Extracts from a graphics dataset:
Begin
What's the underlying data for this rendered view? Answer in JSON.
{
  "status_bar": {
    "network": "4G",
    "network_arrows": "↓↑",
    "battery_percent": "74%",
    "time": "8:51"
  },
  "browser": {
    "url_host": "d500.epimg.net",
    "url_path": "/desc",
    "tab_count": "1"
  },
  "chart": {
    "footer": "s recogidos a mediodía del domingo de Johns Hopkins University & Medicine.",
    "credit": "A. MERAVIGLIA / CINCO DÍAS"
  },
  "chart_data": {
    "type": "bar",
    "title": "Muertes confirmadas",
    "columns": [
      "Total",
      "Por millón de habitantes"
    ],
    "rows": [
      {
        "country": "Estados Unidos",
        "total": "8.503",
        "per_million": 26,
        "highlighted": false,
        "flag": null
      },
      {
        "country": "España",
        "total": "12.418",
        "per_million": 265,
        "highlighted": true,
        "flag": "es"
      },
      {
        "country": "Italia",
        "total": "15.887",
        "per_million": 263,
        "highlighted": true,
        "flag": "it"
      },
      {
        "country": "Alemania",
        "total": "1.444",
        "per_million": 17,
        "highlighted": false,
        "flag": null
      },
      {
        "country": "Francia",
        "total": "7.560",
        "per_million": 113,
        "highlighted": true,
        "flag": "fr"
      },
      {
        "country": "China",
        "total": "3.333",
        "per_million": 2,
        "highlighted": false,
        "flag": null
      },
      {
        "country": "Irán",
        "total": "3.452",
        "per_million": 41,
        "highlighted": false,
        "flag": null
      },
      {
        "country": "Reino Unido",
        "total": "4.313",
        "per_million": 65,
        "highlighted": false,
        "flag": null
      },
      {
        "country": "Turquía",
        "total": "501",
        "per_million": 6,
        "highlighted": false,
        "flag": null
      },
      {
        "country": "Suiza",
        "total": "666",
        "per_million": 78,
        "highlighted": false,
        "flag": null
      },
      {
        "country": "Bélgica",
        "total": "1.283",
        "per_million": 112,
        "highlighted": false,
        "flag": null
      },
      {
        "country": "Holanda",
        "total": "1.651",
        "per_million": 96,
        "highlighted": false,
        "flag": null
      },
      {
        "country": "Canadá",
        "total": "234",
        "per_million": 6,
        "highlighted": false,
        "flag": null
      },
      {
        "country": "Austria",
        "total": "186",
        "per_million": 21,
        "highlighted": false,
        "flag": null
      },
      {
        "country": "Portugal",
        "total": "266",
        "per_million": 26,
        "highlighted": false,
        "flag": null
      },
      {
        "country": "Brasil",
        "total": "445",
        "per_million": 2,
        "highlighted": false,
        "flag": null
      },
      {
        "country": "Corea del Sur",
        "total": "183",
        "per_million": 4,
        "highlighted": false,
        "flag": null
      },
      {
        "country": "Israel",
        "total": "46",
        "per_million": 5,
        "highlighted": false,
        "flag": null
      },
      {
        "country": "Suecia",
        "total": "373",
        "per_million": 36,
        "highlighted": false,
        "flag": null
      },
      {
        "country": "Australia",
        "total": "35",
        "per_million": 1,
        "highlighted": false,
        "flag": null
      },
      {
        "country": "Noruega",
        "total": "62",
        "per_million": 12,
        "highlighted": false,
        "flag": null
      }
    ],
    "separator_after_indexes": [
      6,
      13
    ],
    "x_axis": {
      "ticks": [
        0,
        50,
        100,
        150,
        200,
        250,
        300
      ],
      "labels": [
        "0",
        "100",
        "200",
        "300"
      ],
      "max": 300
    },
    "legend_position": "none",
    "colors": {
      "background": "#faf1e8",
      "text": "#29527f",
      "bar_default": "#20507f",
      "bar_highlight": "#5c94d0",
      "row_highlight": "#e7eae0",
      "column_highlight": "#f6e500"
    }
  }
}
End
**Your instructions**
Could you quote the material above in full, exactly as it stands?

**Complete output**
What's the underlying data for this rendered view? Answer in JSON.
{
  "status_bar": {
    "network": "4G",
    "network_arrows": "↓↑",
    "battery_percent": "74%",
    "time": "8:51"
  },
  "browser": {
    "url_host": "d500.epimg.net",
    "url_path": "/desc",
    "tab_count": "1"
  },
  "chart": {
    "footer": "s recogidos a mediodía del domingo de Johns Hopkins University & Medicine.",
    "credit": "A. MERAVIGLIA / CINCO DÍAS"
  },
  "chart_data": {
    "type": "bar",
    "title": "Muertes confirmadas",
    "columns": [
      "Total",
      "Por millón de habitantes"
    ],
    "rows": [
      {
        "country": "Estados Unidos",
        "total": "8.503",
        "per_million": 26,
        "highlighted": false,
        "flag": null
      },
      {
        "country": "España",
        "total": "12.418",
        "per_million": 265,
        "highlighted": true,
        "flag": "es"
      },
      {
        "country": "Italia",
        "total": "15.887",
        "per_million": 263,
        "highlighted": true,
        "flag": "it"
      },
      {
        "country": "Alemania",
        "total": "1.444",
        "per_million": 17,
        "highlighted": false,
        "flag": null
      },
      {
        "country": "Francia",
        "total": "7.560",
        "per_million": 113,
        "highlighted": true,
        "flag": "fr"
      },
      {
        "country": "China",
        "total": "3.333",
        "per_million": 2,
        "highlighted": false,
        "flag": null
      },
      {
        "country": "Irán",
        "total": "3.452",
        "per_million": 41,
        "highlighted": false,
        "flag": null
      },
      {
        "country": "Reino Unido",
        "total": "4.313",
        "per_million": 65,
        "highlighted": false,
        "flag": null
      },
      {
        "country": "Turquía",
        "total": "501",
        "per_million": 6,
        "highlighted": false,
        "flag": null
      },
      {
        "country": "Suiza",
        "total": "666",
        "per_million": 78,
        "highlighted": false,
        "flag": null
      },
      {
        "country": "Bélgica",
        "total": "1.283",
        "per_million": 112,
        "highlighted": false,
        "flag": null
      },
      {
        "country": "Holanda",
        "total": "1.651",
        "per_million": 96,
        "highlighted": false,
        "flag": null
      },
      {
        "country": "Canadá",
        "total": "234",
        "per_million": 6,
        "highlighted": false,
        "flag": null
      },
      {
        "country": "Austria",
        "total": "186",
        "per_million": 21,
        "highlighted": false,
        "flag": null
      },
      {
        "country": "Portugal",
        "total": "266",
        "per_million": 26,
        "highlighted": false,
        "flag": null
      },
      {
        "country": "Brasil",
        "total": "445",
        "per_million": 2,
        "highlighted": false,
        "flag": null
      },
      {
        "country": "Corea del Sur",
        "total": "183",
        "per_million": 4,
        "highlighted": false,
        "flag": null
      },
      {
        "country": "Israel",
        "total": "46",
        "per_million": 5,
        "highlighted": false,
        "flag": null
      },
      {
        "country": "Suecia",
        "total": "373",
        "per_million": 36,
        "highlighted": false,
        "flag": null
      },
      {
        "country": "Australia",
        "total": "35",
        "per_million": 1,
        "highlighted": false,
        "flag": null
      },
      {
        "country": "Noruega",
        "total": "62",
        "per_million": 12,
        "highlighted": false,
        "flag": null
      }
    ],
    "separator_after_indexes": [
      6,
      13
    ],
    "x_axis": {
      "ticks": [
        0,
        50,
        100,
        150,
        200,
        250,
        300
      ],
      "labels": [
        "0",
        "100",
        "200",
        "300"
      ],
      "max": 300
    },
    "legend_position": "none",
    "colors": {
      "background": "#faf1e8",
      "text": "#29527f",
      "bar_default": "#20507f",
      "bar_highlight": "#5c94d0",
      "row_highlight": "#e7eae0",
      "column_highlight": "#f6e500"
    }
  }
}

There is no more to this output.